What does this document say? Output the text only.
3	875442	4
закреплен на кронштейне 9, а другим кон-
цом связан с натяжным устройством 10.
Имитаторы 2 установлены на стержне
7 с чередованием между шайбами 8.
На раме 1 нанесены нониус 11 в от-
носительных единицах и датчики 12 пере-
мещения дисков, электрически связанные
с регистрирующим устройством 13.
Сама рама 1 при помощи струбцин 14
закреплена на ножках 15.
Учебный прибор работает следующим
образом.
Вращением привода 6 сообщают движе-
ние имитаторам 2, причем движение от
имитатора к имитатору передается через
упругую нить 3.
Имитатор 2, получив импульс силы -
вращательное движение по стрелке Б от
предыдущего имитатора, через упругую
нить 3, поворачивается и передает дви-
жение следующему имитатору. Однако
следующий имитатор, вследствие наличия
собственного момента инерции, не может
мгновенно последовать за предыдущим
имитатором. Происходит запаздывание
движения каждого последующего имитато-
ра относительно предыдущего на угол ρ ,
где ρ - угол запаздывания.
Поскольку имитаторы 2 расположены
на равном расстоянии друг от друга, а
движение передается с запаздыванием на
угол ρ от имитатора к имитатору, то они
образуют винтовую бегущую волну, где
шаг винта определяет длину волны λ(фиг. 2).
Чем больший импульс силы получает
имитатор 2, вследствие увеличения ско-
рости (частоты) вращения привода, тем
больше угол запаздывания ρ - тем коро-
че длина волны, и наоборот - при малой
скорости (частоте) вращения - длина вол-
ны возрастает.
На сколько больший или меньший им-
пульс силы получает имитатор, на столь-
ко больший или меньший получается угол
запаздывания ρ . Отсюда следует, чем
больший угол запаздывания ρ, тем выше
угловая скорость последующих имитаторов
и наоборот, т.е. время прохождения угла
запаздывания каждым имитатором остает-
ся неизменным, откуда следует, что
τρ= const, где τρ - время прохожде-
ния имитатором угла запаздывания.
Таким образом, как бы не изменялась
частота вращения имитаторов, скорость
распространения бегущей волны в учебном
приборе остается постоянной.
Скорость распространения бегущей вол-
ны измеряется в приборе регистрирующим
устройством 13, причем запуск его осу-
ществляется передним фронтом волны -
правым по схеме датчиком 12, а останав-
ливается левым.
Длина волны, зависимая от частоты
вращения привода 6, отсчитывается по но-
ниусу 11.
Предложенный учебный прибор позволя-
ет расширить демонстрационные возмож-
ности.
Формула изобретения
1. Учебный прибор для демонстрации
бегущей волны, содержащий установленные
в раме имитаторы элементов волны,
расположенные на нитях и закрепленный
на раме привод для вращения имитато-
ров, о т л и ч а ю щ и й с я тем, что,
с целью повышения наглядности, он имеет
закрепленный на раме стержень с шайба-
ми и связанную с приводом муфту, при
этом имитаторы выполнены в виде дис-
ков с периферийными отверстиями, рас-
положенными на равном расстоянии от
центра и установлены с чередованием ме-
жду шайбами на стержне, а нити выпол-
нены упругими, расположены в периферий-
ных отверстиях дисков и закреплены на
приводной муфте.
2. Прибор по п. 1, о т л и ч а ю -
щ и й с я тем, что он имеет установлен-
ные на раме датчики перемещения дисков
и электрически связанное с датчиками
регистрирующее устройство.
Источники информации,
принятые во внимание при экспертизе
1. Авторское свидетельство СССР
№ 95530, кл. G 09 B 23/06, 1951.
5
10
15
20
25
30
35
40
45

Requirement.
Would you reproduce the material above in full, exactly as given?

Result.
What does this document say? Output the text only.
3	875442	4
закреплен на кронштейне 9, а другим кон-
цом связан с натяжным устройством 10.
Имитаторы 2 установлены на стержне
7 с чередованием между шайбами 8.
На раме 1 нанесены нониус 11 в от-
носительных единицах и датчики 12 пере-
мещения дисков, электрически связанные
с регистрирующим устройством 13.
Сама рама 1 при помощи струбцин 14
закреплена на ножках 15.
Учебный прибор работает следующим
образом.
Вращением привода 6 сообщают движе-
ние имитаторам 2, причем движение от
имитатора к имитатору передается через
упругую нить 3.
Имитатор 2, получив импульс силы -
вращательное движение по стрелке Б от
предыдущего имитатора, через упругую
нить 3, поворачивается и передает дви-
жение следующему имитатору. Однако
следующий имитатор, вследствие наличия
собственного момента инерции, не может
мгновенно последовать за предыдущим
имитатором. Происходит запаздывание
движения каждого последующего имитато-
ра относительно предыдущего на угол ρ ,
где ρ - угол запаздывания.
Поскольку имитаторы 2 расположены
на равном расстоянии друг от друга, а
движение передается с запаздыванием на
угол ρ от имитатора к имитатору, то они
образуют винтовую бегущую волну, где
шаг винта определяет длину волны λ(фиг. 2).
Чем больший импульс силы получает
имитатор 2, вследствие увеличения ско-
рости (частоты) вращения привода, тем
больше угол запаздывания ρ - тем коро-
че длина волны, и наоборот - при малой
скорости (частоте) вращения - длина вол-
ны возрастает.
На сколько больший или меньший им-
пульс силы получает имитатор, на столь-
ко больший или меньший получается угол
запаздывания ρ . Отсюда следует, чем
больший угол запаздывания ρ, тем выше
угловая скорость последующих имитаторов
и наоборот, т.е. время прохождения угла
запаздывания каждым имитатором остает-
ся неизменным, откуда следует, что
τρ= const, где τρ - время прохожде-
ния имитатором угла запаздывания.
Таким образом, как бы не изменялась
частота вращения имитаторов, скорость
распространения бегущей волны в учебном
приборе остается постоянной.
Скорость распространения бегущей вол-
ны измеряется в приборе регистрирующим
устройством 13, причем запуск его осу-
ществляется передним фронтом волны -
правым по схеме датчиком 12, а останав-
ливается левым.
Длина волны, зависимая от частоты
вращения привода 6, отсчитывается по но-
ниусу 11.
Предложенный учебный прибор позволя-
ет расширить демонстрационные возмож-
ности.
Формула изобретения
1. Учебный прибор для демонстрации
бегущей волны, содержащий установленные
в раме имитаторы элементов волны,
расположенные на нитях и закрепленный
на раме привод для вращения имитато-
ров, о т л и ч а ю щ и й с я тем, что,
с целью повышения наглядности, он имеет
закрепленный на раме стержень с шайба-
ми и связанную с приводом муфту, при
этом имитаторы выполнены в виде дис-
ков с периферийными отверстиями, рас-
положенными на равном расстоянии от
центра и установлены с чередованием ме-
жду шайбами на стержне, а нити выпол-
нены упругими, расположены в периферий-
ных отверстиях дисков и закреплены на
приводной муфте.
2. Прибор по п. 1, о т л и ч а ю -
щ и й с я тем, что он имеет установлен-
ные на раме датчики перемещения дисков
и электрически связанное с датчиками
регистрирующее устройство.
Источники информации,
принятые во внимание при экспертизе
1. Авторское свидетельство СССР
№ 95530, кл. G 09 B 23/06, 1951.
5
10
15
20
25
30
35
40
45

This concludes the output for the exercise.